** START Source **

Navas Herbert

Posted on Jun 9

Python Week 6: Our Programs Finally Read Real Files

#python #beginners #dataengineering #ai

Every program we'd built so far had one problem.

The moment you closed it, everything disappeared. The students we added to the registry. The scores we calculated. The transactions we analysed. Gone. You'd open the program again, and it would start from scratch.

Real software doesn't work like that. Real software reads from files, processes data, writes results back out. Real software persists.

Week 6 was the week we crossed that line.

I walked in with a file called students.csv - 30 rows of messy, real-looking student data. Names in wrong cases. Missing scores. Inconsistent course names. I put it on the projector and said: "By the end of today, Python will read this, clean it, and report on it. Without us touching a single row manually."

The room got quiet in the good way.

String Methods: Cleaning Up Messy Text

Before we touched any file, we needed sharper tools for working with text. Real data is almost always dirty - inconsistent capitalisation, rogue spaces, mixed formats.

These are the methods that fix it:

name = "  amina WAWERU  "

print(name.strip())       # remove leading/trailing spaces
print(name.lower())       # all lowercase
print(name.upper())       # all uppercase
print(name.title())       # Title Case - first letter of each word
print(name.strip().title())  # chain them together

amina WAWERU
  amina waweru  
  AMINA WAWERU  
  Amina Waweru  
Amina Waweru

That last line - chaining .strip() and .title() - is where students start thinking like data cleaners. One messy string in, one clean string out.

More essential methods:

course = "  data engineering "

print(course.strip())              # "data engineering"
print(course.strip().title())      # "Data Engineering"
print(course.strip().replace("engineering", "science"))  # "data science"

** END Source **

◆ **Problems to work on**
1) According to the Python Week 6 post, how many rows of student data were in students.csv?
2) Duplicate the Python Week 6 post word for word, from "The moment you" down to "start from scratch.".

** START Data extract **

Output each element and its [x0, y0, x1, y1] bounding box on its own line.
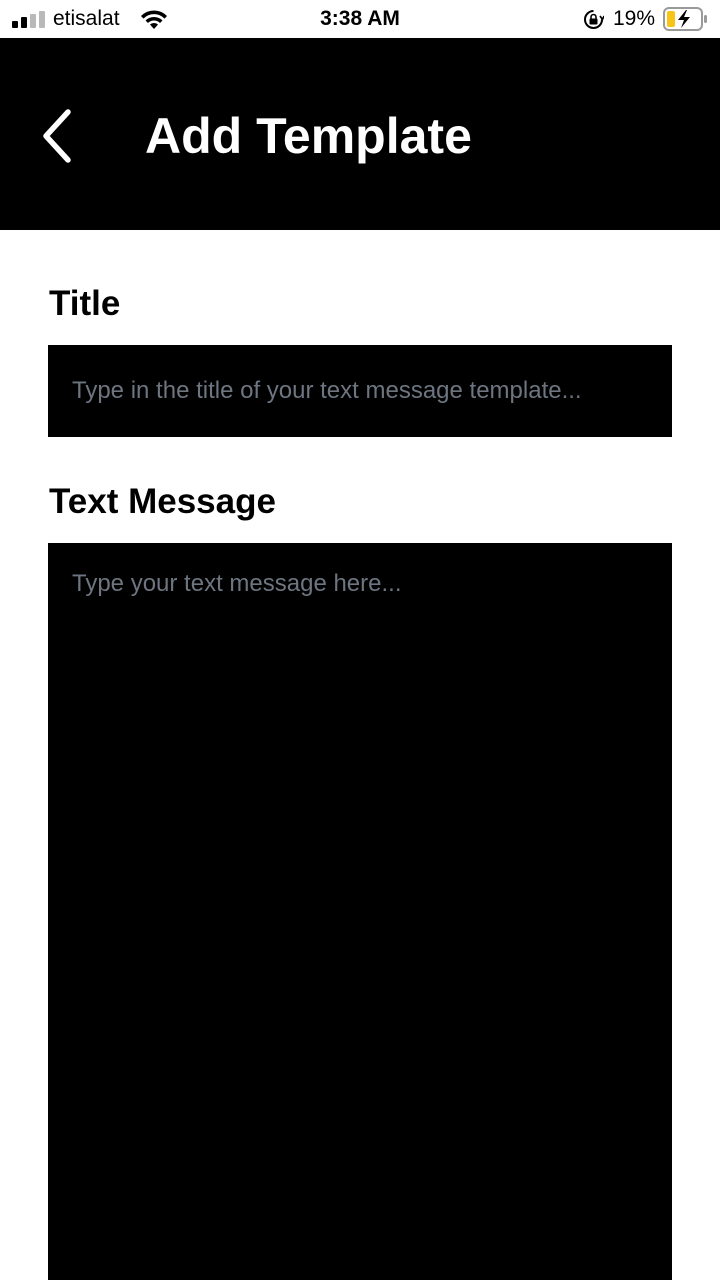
- status-bar: etisalat 3:38 AM 19%: [0, 0, 720, 38]
- chevron-left-icon: [43, 109, 71, 163]
- page-title: Add Template: [145, 108, 472, 164]
- rotation-lock-icon: [584, 10, 604, 29]
- text-message-input[interactable]: Type your text message here...: [48, 543, 672, 1280]
- title-label: Title: [49, 284, 121, 323]
- battery-charging-icon: [663, 7, 707, 31]
- title-input-placeholder: Type in the title of your text message t…: [72, 377, 582, 404]
- header-bar: Add Template: [0, 38, 720, 230]
- battery-percent: 19%: [613, 7, 656, 30]
- text-message-label: Text Message: [49, 482, 276, 521]
- title-input[interactable]: Type in the title of your text message t…: [48, 345, 672, 437]
- back-button[interactable]: [28, 98, 84, 174]
- text-message-placeholder: Type your text message here...: [72, 570, 402, 597]
- clock-time: 3:38 AM: [320, 7, 400, 30]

** END Data extract **

◆ **The responses**
1) 30 rows

2)
The moment you closed it, everything disappeared. The students we added to the registry. The scores we calculated. The transactions we analysed. Gone. You'd open the program again, and it would start from scratch.